>> BEGIN MATERIAL PROVIDED
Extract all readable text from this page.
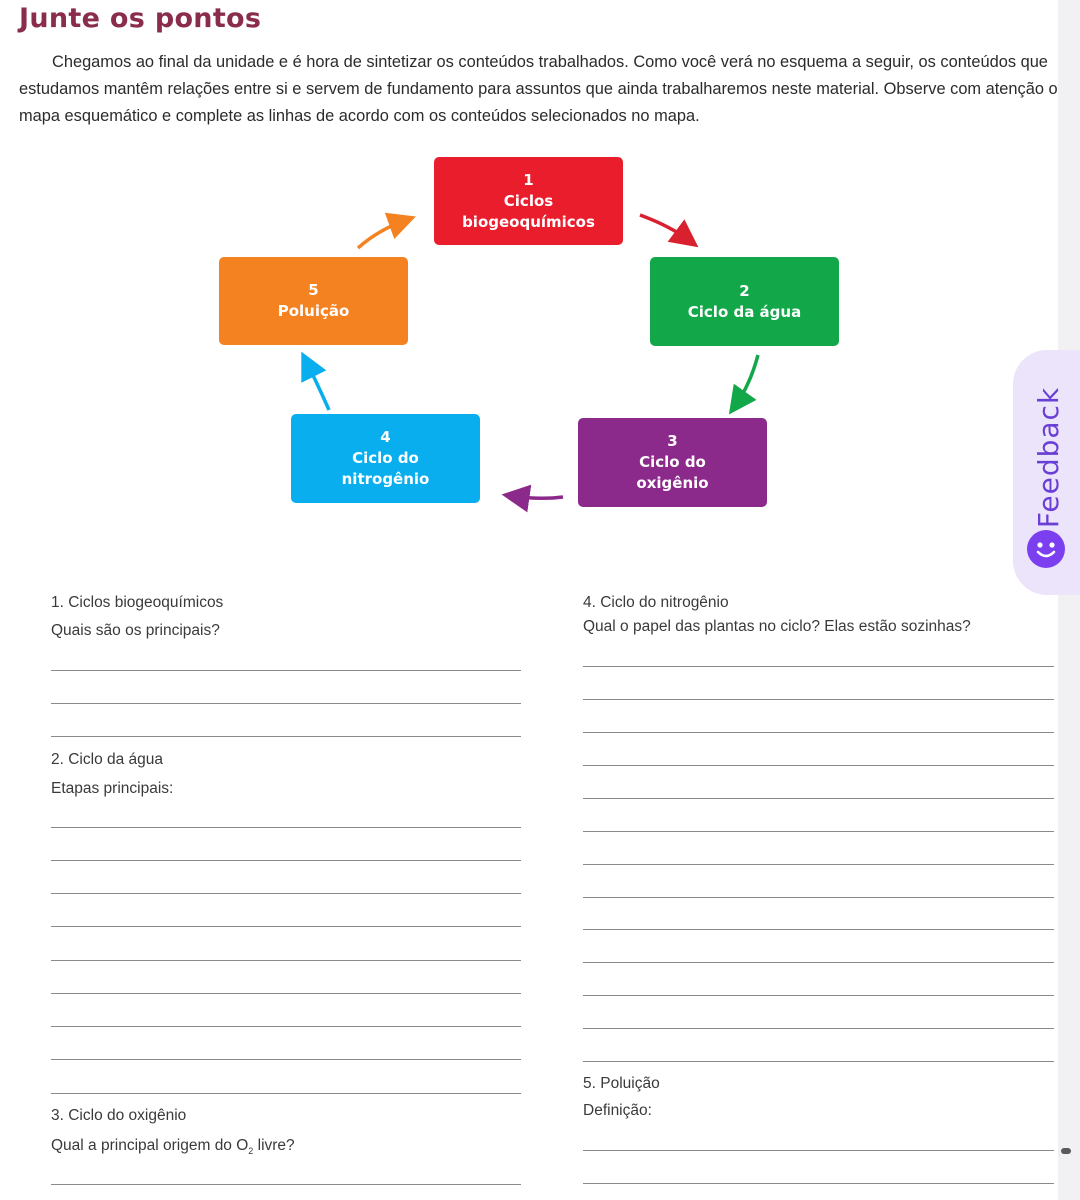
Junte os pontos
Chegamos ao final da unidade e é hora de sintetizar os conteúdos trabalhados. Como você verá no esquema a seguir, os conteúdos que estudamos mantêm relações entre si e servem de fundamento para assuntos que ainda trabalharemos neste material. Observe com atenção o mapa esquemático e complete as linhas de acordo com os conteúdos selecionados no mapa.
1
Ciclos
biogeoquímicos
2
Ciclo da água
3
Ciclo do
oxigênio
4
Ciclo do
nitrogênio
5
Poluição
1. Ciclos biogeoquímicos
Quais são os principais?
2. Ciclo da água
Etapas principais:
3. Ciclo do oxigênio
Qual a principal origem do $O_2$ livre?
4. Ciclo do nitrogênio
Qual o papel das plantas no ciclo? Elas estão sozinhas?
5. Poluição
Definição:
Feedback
>> END MATERIAL PROVIDED
>> BEGIN MATERIAL PROVIDED
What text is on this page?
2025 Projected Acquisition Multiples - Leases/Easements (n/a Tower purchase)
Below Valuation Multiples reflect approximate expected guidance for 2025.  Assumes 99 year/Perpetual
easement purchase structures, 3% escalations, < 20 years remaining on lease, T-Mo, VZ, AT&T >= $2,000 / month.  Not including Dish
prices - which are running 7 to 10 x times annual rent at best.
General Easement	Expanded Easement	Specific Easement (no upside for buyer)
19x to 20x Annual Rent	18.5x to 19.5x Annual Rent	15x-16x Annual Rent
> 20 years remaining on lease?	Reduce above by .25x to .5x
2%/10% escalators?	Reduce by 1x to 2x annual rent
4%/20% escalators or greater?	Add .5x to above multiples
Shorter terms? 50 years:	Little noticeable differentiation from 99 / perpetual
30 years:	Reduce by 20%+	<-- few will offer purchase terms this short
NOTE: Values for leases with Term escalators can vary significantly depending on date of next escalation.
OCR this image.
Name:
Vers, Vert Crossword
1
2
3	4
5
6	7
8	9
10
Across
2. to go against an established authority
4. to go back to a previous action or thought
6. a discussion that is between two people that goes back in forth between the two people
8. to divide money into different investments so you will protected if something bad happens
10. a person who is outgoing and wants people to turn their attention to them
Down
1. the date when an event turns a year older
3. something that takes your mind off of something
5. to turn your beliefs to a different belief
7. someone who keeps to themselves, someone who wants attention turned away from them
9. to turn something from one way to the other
>> END MATERIAL PROVIDED
WHAT THIS TASK INVOLVES:
Among the entries above, how many lines hold the string "remaining"? Respond with nothing but the number.

OUTPUT BELOW:
2